*Problem to solve:*
Read through the data below and state how many of its lines contain the word "name", adding nothing.
[Given records — start]
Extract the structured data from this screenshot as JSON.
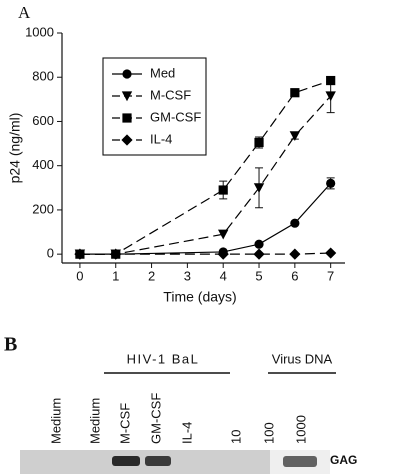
{
  "chart_data": {
    "type": "line",
    "panel_label": "A",
    "x_label": "Time (days)",
    "y_label": "p24 (ng/ml)",
    "x": [
      0,
      1,
      4,
      5,
      6,
      7
    ],
    "series": [
      {
        "name": "Med",
        "color": "#000000",
        "marker": "circle",
        "dashed": false,
        "values": [
          0,
          0,
          10,
          45,
          140,
          320
        ],
        "errors": [
          null,
          null,
          null,
          null,
          null,
          25
        ]
      },
      {
        "name": "M-CSF",
        "color": "#000000",
        "marker": "triangle-down",
        "dashed": true,
        "values": [
          0,
          0,
          90,
          300,
          535,
          715
        ],
        "errors": [
          null,
          null,
          null,
          90,
          15,
          75
        ]
      },
      {
        "name": "GM-CSF",
        "color": "#000000",
        "marker": "square",
        "dashed": true,
        "values": [
          0,
          0,
          290,
          505,
          730,
          785
        ],
        "errors": [
          null,
          null,
          40,
          25,
          null,
          null
        ]
      },
      {
        "name": "IL-4",
        "color": "#000000",
        "marker": "diamond",
        "dashed": true,
        "values": [
          0,
          0,
          0,
          0,
          0,
          5
        ],
        "errors": [
          null,
          null,
          null,
          null,
          null,
          null
        ]
      }
    ],
    "xlim": [
      -0.5,
      7.4
    ],
    "ylim": [
      -40,
      1000
    ],
    "xticks": [
      0,
      1,
      2,
      3,
      4,
      5,
      6,
      7
    ],
    "yticks": [
      0,
      200,
      400,
      600,
      800,
      1000
    ],
    "legend": "upper left",
    "grid": false
  },
  "panel_b": {
    "panel_label": "B",
    "groups": [
      "HIV-1 BaL",
      "Virus DNA"
    ],
    "lanes": [
      "Medium",
      "Medium",
      "M-CSF",
      "GM-CSF",
      "IL-4",
      "10",
      "100",
      "1000"
    ],
    "band_label": "GAG"
  }
}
[Given records — finish]
*Response area:*
4